Records to process:
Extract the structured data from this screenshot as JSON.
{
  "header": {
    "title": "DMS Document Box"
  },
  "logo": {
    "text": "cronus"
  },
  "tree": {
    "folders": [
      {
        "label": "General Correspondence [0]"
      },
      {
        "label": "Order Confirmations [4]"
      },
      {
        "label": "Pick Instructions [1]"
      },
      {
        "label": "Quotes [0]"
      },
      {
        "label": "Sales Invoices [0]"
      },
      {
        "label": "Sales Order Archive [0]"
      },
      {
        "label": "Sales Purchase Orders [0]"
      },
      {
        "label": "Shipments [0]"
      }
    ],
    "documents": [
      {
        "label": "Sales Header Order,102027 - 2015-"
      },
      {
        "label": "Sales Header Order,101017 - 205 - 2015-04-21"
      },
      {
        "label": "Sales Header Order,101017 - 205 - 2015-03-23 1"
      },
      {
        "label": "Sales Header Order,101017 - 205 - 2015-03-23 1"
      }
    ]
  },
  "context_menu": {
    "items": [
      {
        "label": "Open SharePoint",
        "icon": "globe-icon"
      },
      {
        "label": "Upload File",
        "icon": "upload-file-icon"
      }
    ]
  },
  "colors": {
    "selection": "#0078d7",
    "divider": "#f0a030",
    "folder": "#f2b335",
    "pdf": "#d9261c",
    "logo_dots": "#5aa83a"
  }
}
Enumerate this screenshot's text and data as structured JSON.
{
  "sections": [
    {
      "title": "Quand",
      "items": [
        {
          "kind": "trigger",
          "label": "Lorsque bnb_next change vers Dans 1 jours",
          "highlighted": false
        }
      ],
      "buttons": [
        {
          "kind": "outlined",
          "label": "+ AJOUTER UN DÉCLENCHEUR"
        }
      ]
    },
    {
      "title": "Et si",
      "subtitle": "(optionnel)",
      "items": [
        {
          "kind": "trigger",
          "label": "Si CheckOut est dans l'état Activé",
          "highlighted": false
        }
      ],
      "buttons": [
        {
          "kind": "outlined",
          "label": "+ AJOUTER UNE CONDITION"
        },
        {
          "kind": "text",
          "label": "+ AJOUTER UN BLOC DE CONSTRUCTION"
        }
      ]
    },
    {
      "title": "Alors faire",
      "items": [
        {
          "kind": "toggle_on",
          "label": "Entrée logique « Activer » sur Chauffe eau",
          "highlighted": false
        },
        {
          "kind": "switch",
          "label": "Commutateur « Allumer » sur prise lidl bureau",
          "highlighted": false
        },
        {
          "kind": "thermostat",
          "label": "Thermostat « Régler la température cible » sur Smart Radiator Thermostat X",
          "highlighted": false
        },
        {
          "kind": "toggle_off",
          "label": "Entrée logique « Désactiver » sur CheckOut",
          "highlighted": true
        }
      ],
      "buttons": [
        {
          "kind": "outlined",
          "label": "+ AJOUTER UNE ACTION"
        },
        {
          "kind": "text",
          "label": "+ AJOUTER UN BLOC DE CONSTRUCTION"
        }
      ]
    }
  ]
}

The exercise:
Copy every line exactly. Leave nothing out.

Exercise output:
Extract the structured data from this screenshot as JSON.
{
  "header": {
    "title": "DMS Document Box"
  },
  "logo": {
    "text": "cronus"
  },
  "tree": {
    "folders": [
      {
        "label": "General Correspondence [0]"
      },
      {
        "label": "Order Confirmations [4]"
      },
      {
        "label": "Pick Instructions [1]"
      },
      {
        "label": "Quotes [0]"
      },
      {
        "label": "Sales Invoices [0]"
      },
      {
        "label": "Sales Order Archive [0]"
      },
      {
        "label": "Sales Purchase Orders [0]"
      },
      {
        "label": "Shipments [0]"
      }
    ],
    "documents": [
      {
        "label": "Sales Header Order,102027 - 2015-"
      },
      {
        "label": "Sales Header Order,101017 - 205 - 2015-04-21"
      },
      {
        "label": "Sales Header Order,101017 - 205 - 2015-03-23 1"
      },
      {
        "label": "Sales Header Order,101017 - 205 - 2015-03-23 1"
      }
    ]
  },
  "context_menu": {
    "items": [
      {
        "label": "Open SharePoint",
        "icon": "globe-icon"
      },
      {
        "label": "Upload File",
        "icon": "upload-file-icon"
      }
    ]
  },
  "colors": {
    "selection": "#0078d7",
    "divider": "#f0a030",
    "folder": "#f2b335",
    "pdf": "#d9261c",
    "logo_dots": "#5aa83a"
  }
}
Enumerate this screenshot's text and data as structured JSON.
{
  "sections": [
    {
      "title": "Quand",
      "items": [
        {
          "kind": "trigger",
          "label": "Lorsque bnb_next change vers Dans 1 jours",
          "highlighted": false
        }
      ],
      "buttons": [
        {
          "kind": "outlined",
          "label": "+ AJOUTER UN DÉCLENCHEUR"
        }
      ]
    },
    {
      "title": "Et si",
      "subtitle": "(optionnel)",
      "items": [
        {
          "kind": "trigger",
          "label": "Si CheckOut est dans l'état Activé",
          "highlighted": false
        }
      ],
      "buttons": [
        {
          "kind": "outlined",
          "label": "+ AJOUTER UNE CONDITION"
        },
        {
          "kind": "text",
          "label": "+ AJOUTER UN BLOC DE CONSTRUCTION"
        }
      ]
    },
    {
      "title": "Alors faire",
      "items": [
        {
          "kind": "toggle_on",
          "label": "Entrée logique « Activer » sur Chauffe eau",
          "highlighted": false
        },
        {
          "kind": "switch",
          "label": "Commutateur « Allumer » sur prise lidl bureau",
          "highlighted": false
        },
        {
          "kind": "thermostat",
          "label": "Thermostat « Régler la température cible » sur Smart Radiator Thermostat X",
          "highlighted": false
        },
        {
          "kind": "toggle_off",
          "label": "Entrée logique « Désactiver » sur CheckOut",
          "highlighted": true
        }
      ],
      "buttons": [
        {
          "kind": "outlined",
          "label": "+ AJOUTER UNE ACTION"
        },
        {
          "kind": "text",
          "label": "+ AJOUTER UN BLOC DE CONSTRUCTION"
        }
      ]
    }
  ]
}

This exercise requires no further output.